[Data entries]
■ ■ ■ ■ ■ ■ ■

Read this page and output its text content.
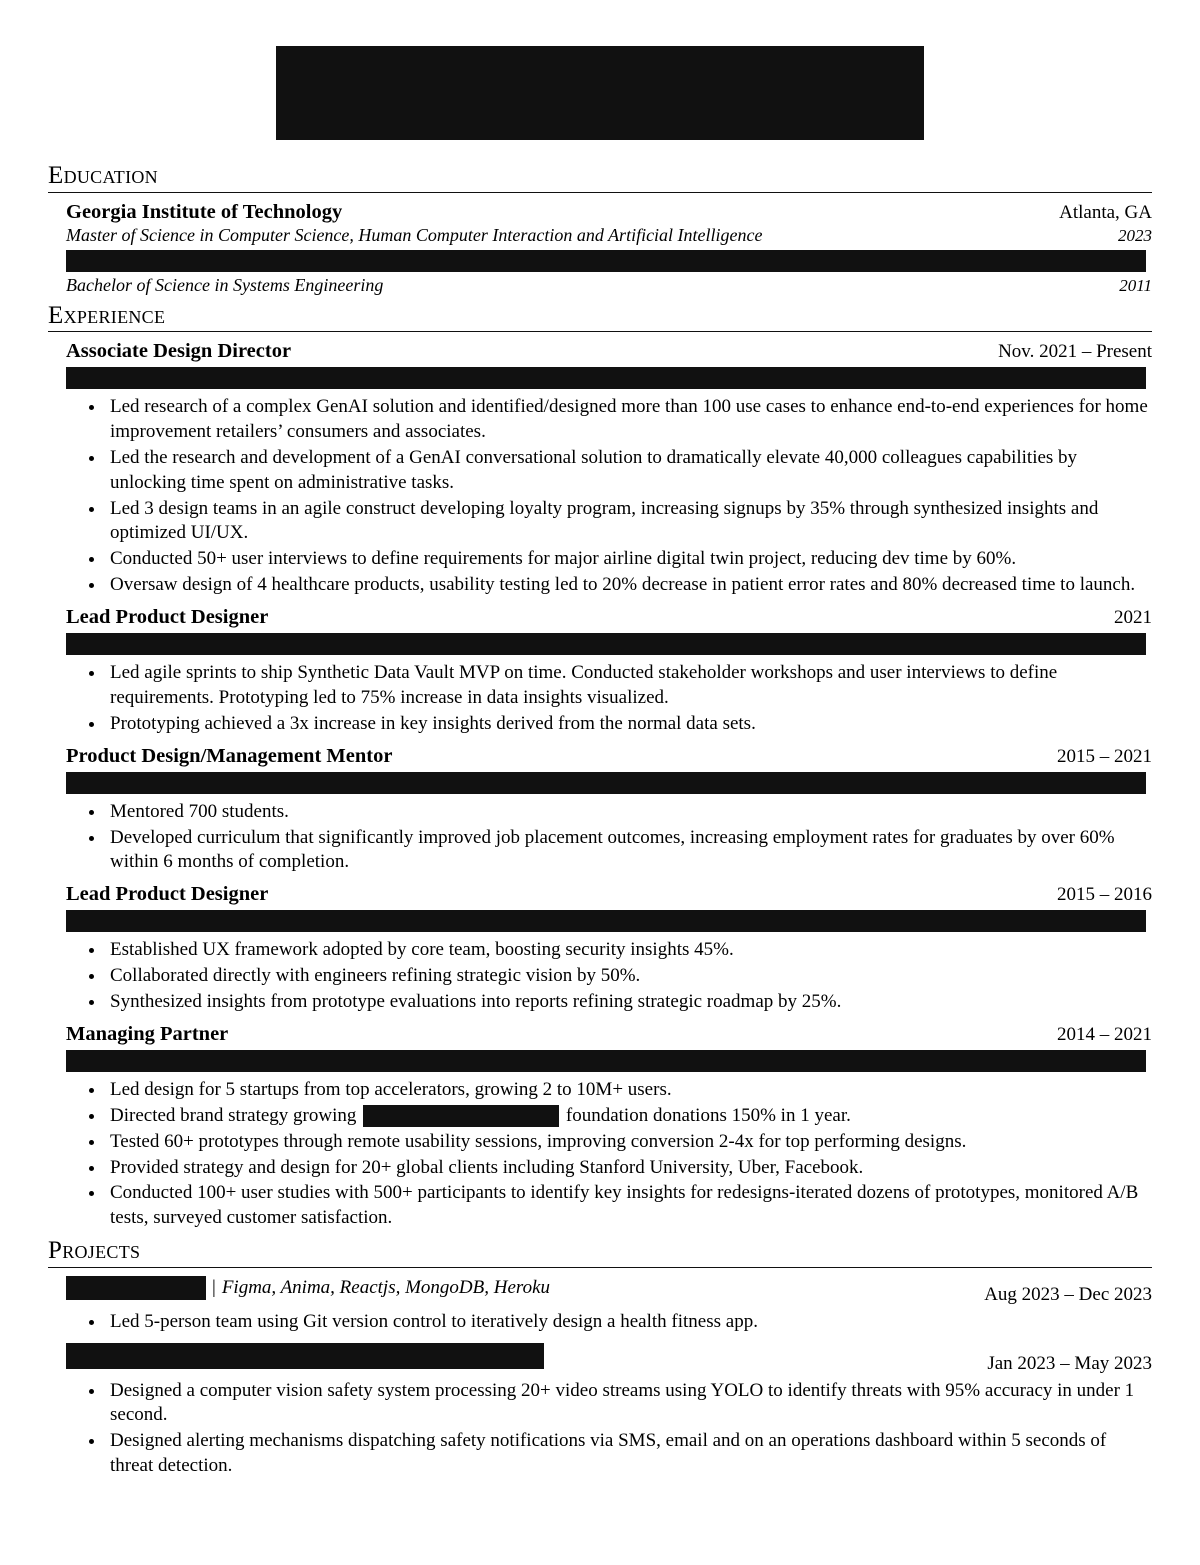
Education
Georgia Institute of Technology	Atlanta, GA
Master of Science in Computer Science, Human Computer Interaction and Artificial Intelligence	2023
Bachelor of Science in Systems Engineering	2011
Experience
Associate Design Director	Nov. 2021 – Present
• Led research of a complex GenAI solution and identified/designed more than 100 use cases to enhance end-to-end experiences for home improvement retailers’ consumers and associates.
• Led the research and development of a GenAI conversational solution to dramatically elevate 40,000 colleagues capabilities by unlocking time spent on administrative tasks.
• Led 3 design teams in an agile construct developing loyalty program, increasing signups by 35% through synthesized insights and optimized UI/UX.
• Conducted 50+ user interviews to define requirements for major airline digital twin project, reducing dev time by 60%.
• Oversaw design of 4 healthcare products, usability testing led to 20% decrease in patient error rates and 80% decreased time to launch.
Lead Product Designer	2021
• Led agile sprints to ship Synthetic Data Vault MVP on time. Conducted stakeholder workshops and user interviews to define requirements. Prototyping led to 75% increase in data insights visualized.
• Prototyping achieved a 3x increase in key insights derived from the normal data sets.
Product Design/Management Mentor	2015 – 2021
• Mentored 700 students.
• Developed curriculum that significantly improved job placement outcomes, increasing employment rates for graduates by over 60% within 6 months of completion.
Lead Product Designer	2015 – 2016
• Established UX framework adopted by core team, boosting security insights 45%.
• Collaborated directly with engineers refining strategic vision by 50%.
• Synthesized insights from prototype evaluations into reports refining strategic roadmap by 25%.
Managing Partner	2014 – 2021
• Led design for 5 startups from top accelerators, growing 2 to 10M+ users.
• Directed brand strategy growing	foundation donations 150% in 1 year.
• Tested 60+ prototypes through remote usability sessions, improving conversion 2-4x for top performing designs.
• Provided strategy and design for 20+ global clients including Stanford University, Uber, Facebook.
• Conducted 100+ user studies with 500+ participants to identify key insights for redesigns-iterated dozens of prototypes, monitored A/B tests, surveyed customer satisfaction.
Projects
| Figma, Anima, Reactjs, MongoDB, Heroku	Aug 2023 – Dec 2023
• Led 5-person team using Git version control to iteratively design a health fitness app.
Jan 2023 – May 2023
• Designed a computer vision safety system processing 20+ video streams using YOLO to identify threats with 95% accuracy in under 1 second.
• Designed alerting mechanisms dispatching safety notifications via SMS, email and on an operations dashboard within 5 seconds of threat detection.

■ ■ ■ ■ ■ ■ ■

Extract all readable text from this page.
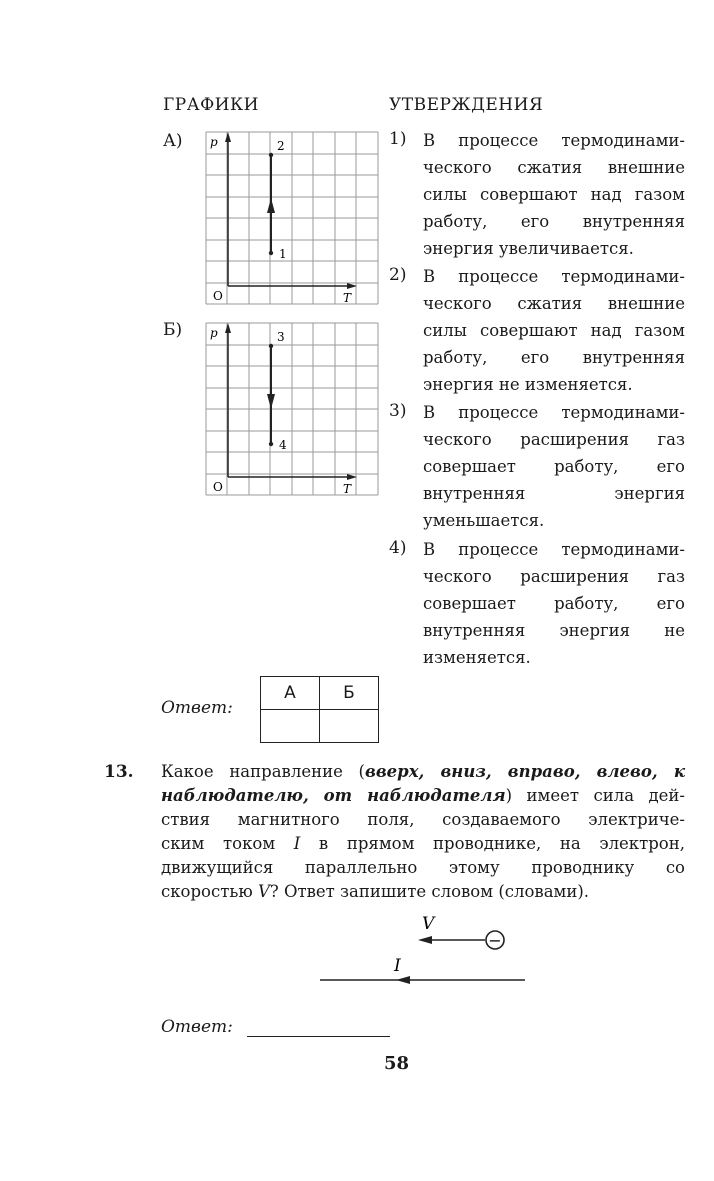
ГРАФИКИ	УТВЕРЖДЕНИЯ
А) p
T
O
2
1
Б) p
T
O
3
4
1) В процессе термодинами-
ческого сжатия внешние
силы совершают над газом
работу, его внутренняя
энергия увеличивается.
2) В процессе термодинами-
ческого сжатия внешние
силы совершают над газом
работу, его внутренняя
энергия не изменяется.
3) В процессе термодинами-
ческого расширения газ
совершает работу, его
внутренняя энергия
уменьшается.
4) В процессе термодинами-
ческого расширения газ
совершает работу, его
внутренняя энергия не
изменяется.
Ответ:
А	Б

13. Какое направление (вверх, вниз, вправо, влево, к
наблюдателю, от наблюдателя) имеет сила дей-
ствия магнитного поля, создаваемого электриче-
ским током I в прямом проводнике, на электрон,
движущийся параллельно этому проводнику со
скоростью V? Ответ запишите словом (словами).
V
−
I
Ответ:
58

■ ■ ■ ■ ■ ■ ■

**What to do**
Say how many lines of the listing above contain "through", with no other words.

**Correct output**
2